SET PROBLEM :: Show all lines from the data that include the word "text".

━━ RECORDS SHOWN

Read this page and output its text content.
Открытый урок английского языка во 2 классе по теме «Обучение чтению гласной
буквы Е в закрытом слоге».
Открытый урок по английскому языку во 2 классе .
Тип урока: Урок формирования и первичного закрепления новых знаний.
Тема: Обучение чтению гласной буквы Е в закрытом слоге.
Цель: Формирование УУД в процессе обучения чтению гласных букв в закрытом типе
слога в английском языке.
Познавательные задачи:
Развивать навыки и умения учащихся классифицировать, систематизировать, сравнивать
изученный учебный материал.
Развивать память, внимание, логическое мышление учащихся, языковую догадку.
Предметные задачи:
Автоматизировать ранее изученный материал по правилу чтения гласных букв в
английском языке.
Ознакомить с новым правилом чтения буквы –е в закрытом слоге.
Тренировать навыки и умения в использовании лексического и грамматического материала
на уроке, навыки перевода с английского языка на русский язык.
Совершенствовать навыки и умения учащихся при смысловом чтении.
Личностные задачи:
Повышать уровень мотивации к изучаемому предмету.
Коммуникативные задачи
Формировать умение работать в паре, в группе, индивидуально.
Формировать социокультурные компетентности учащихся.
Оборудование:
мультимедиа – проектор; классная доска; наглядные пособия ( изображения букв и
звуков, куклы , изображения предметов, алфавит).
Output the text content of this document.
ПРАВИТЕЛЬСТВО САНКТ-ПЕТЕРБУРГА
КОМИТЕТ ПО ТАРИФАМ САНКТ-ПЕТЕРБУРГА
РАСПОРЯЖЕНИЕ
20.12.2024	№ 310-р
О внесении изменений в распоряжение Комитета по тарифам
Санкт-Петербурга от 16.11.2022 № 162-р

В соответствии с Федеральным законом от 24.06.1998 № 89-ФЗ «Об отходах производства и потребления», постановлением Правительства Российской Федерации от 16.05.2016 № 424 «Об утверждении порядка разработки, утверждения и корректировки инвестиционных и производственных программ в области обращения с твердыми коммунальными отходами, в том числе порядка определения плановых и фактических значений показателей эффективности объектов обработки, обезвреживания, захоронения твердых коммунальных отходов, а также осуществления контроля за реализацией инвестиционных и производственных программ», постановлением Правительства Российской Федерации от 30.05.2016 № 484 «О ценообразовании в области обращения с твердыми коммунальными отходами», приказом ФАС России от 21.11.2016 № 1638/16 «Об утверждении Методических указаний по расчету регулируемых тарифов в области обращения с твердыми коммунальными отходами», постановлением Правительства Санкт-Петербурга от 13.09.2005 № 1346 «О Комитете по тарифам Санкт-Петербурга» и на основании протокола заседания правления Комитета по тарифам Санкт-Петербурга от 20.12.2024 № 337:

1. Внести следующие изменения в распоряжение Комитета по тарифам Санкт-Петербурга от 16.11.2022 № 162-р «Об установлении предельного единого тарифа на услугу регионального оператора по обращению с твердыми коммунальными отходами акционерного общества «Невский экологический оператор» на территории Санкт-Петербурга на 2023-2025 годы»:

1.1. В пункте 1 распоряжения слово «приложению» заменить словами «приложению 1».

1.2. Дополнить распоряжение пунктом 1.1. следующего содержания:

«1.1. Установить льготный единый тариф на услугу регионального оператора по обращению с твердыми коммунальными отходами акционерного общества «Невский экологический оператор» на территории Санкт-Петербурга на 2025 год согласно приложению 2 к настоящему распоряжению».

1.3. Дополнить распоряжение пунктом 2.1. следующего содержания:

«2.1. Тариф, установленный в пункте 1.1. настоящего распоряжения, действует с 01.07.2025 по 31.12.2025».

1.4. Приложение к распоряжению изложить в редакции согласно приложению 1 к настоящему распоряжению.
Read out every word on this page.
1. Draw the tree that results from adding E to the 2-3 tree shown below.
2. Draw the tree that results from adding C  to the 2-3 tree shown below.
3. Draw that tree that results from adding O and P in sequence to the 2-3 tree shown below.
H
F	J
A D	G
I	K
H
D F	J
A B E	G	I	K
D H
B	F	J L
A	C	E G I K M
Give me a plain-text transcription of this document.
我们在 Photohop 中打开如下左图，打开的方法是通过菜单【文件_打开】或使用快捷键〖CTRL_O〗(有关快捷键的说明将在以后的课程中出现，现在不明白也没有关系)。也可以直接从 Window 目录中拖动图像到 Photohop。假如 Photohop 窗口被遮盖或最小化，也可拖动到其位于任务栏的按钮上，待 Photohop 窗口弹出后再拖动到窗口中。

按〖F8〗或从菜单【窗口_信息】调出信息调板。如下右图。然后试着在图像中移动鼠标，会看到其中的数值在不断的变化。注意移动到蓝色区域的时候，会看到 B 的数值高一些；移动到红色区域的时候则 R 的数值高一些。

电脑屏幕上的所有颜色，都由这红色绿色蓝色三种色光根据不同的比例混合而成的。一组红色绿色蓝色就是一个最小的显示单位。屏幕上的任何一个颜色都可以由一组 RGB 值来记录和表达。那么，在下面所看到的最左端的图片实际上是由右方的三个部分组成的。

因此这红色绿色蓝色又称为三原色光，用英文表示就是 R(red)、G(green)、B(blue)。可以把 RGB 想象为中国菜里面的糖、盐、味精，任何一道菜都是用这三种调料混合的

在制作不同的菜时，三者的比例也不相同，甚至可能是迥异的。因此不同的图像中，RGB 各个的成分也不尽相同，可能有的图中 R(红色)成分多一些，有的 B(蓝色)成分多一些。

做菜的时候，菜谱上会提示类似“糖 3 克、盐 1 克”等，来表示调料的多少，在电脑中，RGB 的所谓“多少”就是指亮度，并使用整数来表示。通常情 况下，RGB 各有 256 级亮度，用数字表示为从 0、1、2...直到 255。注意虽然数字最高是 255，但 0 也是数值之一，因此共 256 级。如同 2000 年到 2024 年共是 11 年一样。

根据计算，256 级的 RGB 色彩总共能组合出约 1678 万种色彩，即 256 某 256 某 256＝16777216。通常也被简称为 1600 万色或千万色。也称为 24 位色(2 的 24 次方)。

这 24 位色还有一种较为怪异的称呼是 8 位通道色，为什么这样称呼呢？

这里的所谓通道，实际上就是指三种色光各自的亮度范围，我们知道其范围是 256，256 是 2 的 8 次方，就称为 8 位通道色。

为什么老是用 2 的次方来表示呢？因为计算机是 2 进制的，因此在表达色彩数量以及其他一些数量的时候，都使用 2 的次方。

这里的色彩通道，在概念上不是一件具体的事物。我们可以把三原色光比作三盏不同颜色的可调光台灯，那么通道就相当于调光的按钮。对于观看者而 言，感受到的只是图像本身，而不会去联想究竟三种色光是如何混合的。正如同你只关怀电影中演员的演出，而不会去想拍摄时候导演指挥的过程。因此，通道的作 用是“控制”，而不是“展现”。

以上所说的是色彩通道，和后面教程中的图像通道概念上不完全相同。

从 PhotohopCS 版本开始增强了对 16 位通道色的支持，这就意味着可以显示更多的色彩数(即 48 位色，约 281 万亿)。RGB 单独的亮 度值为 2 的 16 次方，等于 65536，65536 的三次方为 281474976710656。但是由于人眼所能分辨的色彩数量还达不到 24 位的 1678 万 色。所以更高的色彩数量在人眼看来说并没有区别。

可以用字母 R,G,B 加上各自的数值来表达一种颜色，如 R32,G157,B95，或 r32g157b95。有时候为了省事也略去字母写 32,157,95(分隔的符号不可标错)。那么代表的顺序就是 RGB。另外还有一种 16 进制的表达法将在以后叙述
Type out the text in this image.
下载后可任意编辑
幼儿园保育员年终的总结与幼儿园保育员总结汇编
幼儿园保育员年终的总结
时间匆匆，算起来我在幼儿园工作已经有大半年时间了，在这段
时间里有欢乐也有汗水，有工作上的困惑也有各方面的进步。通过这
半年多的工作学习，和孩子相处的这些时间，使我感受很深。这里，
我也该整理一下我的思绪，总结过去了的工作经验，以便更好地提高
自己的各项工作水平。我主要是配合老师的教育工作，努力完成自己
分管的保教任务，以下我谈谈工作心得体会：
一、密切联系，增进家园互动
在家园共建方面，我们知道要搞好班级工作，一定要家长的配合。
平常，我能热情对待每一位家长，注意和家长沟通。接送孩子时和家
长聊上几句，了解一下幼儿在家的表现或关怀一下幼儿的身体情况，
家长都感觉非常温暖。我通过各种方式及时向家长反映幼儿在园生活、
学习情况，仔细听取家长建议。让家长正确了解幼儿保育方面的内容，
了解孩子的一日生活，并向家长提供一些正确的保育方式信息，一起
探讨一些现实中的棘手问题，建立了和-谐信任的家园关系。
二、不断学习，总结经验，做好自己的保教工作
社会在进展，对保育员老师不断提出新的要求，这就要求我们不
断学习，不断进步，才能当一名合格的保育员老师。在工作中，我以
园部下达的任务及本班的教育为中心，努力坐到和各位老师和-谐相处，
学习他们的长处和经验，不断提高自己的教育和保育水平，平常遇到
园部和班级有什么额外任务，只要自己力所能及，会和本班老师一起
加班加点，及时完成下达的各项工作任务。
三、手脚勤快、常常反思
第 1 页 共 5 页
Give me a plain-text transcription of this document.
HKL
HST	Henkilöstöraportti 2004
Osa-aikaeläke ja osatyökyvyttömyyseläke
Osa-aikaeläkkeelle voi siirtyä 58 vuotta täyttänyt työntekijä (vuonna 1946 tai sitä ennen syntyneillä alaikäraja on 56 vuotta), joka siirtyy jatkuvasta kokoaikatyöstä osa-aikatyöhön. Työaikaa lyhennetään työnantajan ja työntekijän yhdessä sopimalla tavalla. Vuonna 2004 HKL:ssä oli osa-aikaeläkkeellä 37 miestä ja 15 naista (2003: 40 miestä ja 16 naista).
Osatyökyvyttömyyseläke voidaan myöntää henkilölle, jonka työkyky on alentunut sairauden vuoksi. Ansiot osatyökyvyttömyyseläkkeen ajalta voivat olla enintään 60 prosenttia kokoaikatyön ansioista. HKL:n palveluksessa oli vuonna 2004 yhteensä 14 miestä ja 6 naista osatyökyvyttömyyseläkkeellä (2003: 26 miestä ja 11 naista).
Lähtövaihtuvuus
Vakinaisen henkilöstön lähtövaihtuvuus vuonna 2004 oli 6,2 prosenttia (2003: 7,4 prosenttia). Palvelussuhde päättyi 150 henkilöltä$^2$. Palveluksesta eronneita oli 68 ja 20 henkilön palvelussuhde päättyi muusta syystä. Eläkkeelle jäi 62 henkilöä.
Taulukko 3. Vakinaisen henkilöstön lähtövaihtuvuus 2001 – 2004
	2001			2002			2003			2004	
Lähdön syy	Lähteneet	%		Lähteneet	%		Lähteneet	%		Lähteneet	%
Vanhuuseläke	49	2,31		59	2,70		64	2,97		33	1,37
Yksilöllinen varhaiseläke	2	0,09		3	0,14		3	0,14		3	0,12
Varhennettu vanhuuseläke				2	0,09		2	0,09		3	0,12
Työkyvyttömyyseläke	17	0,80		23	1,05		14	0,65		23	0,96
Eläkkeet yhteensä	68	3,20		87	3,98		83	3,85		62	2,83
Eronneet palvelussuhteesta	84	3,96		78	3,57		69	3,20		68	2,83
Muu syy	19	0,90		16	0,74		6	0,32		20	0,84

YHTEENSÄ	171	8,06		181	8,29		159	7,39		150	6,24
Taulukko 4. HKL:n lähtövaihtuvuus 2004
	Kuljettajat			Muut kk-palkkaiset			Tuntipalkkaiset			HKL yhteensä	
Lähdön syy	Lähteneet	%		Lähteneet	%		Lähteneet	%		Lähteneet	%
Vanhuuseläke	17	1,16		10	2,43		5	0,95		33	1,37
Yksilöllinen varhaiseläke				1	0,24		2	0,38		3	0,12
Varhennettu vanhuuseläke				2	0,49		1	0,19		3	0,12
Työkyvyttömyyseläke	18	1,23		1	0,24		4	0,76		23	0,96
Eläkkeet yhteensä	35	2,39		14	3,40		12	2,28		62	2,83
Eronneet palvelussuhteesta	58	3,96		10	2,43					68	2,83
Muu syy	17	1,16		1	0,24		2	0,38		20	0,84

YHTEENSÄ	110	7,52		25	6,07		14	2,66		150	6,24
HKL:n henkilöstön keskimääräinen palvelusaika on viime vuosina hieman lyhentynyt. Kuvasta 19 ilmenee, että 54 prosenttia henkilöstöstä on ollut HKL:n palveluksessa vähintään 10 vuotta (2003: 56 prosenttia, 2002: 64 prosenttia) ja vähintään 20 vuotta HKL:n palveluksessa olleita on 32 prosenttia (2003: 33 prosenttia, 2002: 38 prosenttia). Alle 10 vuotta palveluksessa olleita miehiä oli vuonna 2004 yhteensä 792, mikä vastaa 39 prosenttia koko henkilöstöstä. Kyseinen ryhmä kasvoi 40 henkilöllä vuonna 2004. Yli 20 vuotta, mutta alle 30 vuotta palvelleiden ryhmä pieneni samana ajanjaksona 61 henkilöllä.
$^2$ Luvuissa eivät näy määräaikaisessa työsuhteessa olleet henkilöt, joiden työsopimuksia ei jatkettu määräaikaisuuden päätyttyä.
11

━━━━

TASK RESPONSE ::
Read this page and output its text content.
Output the text content of this document.
Give me a plain-text transcription of this document.
Type out the text in this image.
Give me a plain-text transcription of this document.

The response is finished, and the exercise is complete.